→ **YOUR OBJECTIVE**
Skip every image and restate the data word for word.

- - -

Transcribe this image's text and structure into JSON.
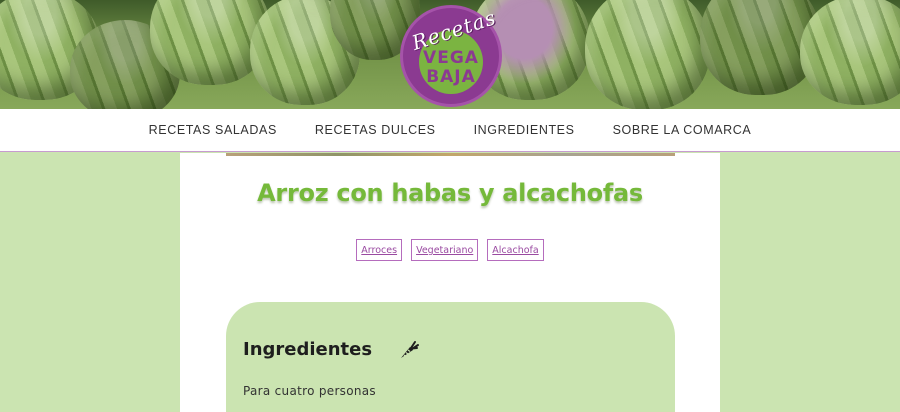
{
  "logo": {
    "script": "Recetas",
    "line1": "VEGA",
    "line2": "BAJA"
  },
  "nav": {
    "items": [
      {
        "label": "RECETAS SALADAS"
      },
      {
        "label": "RECETAS DULCES"
      },
      {
        "label": "INGREDIENTES"
      },
      {
        "label": "SOBRE LA COMARCA"
      }
    ]
  },
  "recipe": {
    "title": "Arroz con habas y alcachofas",
    "tags": [
      "Arroces",
      "Vegetariano",
      "Alcachofa"
    ]
  },
  "ingredients": {
    "heading": "Ingredientes",
    "icon": "carrot-icon",
    "servings": "Para cuatro personas"
  },
  "colors": {
    "brand_purple": "#8b3a91",
    "brand_green": "#75b93a",
    "page_background": "#cbe4b1"
  }
}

- - -

→ **THE REPLY**
Transcribe this image's text and structure into JSON.
{
  "logo": {
    "script": "Recetas",
    "line1": "VEGA",
    "line2": "BAJA"
  },
  "nav": {
    "items": [
      {
        "label": "RECETAS SALADAS"
      },
      {
        "label": "RECETAS DULCES"
      },
      {
        "label": "INGREDIENTES"
      },
      {
        "label": "SOBRE LA COMARCA"
      }
    ]
  },
  "recipe": {
    "title": "Arroz con habas y alcachofas",
    "tags": [
      "Arroces",
      "Vegetariano",
      "Alcachofa"
    ]
  },
  "ingredients": {
    "heading": "Ingredientes",
    "icon": "carrot-icon",
    "servings": "Para cuatro personas"
  },
  "colors": {
    "brand_purple": "#8b3a91",
    "brand_green": "#75b93a",
    "page_background": "#cbe4b1"
  }
}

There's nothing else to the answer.